== MATERIAL PROVIDED

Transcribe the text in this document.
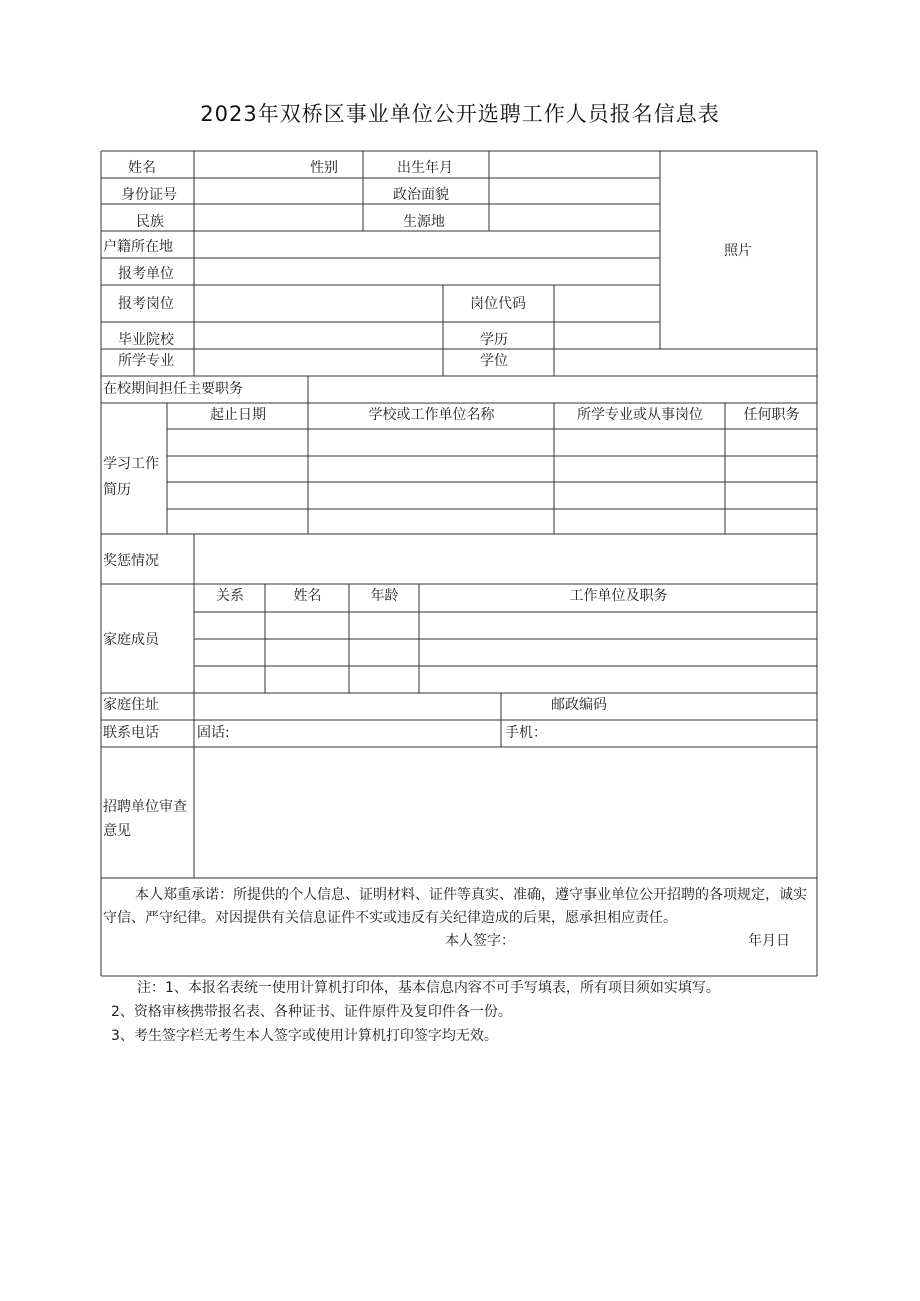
2023年双桥区事业单位公开选聘工作人员报名信息表
姓名	性别	出生年月
身份证号	政治面貌
民族	生源地
户籍所在地
报考单位
报考岗位	岗位代码
毕业院校	学历
所学专业	学位
照片
在校期间担任主要职务
学习工作简历
起止日期	学校或工作单位名称	所学专业或从事岗位	任何职务
奖惩情况
家庭成员
关系	姓名	年龄	工作单位及职务
家庭住址	邮政编码
联系电话	固话:	手机：
招聘单位审查意见
本人郑重承诺：所提供的个人信息、证明材料、证件等真实、准确，遵守事业单位公开招聘的各项规定，诚实守信、严守纪律。对因提供有关信息证件不实或违反有关纪律造成的后果，愿承担相应责任。
本人签字：	年月日
注：1、本报名表统一使用计算机打印体，基本信息内容不可手写填表，所有项目须如实填写。
2、资格审核携带报名表、各种证书、证件原件及复印件各一份。
3、考生签字栏无考生本人签字或使用计算机打印签字均无效。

====

**WHAT IS ASKED**
Leave the pictures out and reproduce each record exactly as written.

**RESULT**
Transcribe the text in this document.
2023年双桥区事业单位公开选聘工作人员报名信息表
姓名	性别	出生年月
身份证号	政治面貌
民族	生源地
户籍所在地
报考单位
报考岗位	岗位代码
毕业院校	学历
所学专业	学位
照片
在校期间担任主要职务
学习工作简历
起止日期	学校或工作单位名称	所学专业或从事岗位	任何职务
奖惩情况
家庭成员
关系	姓名	年龄	工作单位及职务
家庭住址	邮政编码
联系电话	固话:	手机：
招聘单位审查意见
本人郑重承诺：所提供的个人信息、证明材料、证件等真实、准确，遵守事业单位公开招聘的各项规定，诚实守信、严守纪律。对因提供有关信息证件不实或违反有关纪律造成的后果，愿承担相应责任。
本人签字：	年月日
注：1、本报名表统一使用计算机打印体，基本信息内容不可手写填表，所有项目须如实填写。
2、资格审核携带报名表、各种证书、证件原件及复印件各一份。
3、考生签字栏无考生本人签字或使用计算机打印签字均无效。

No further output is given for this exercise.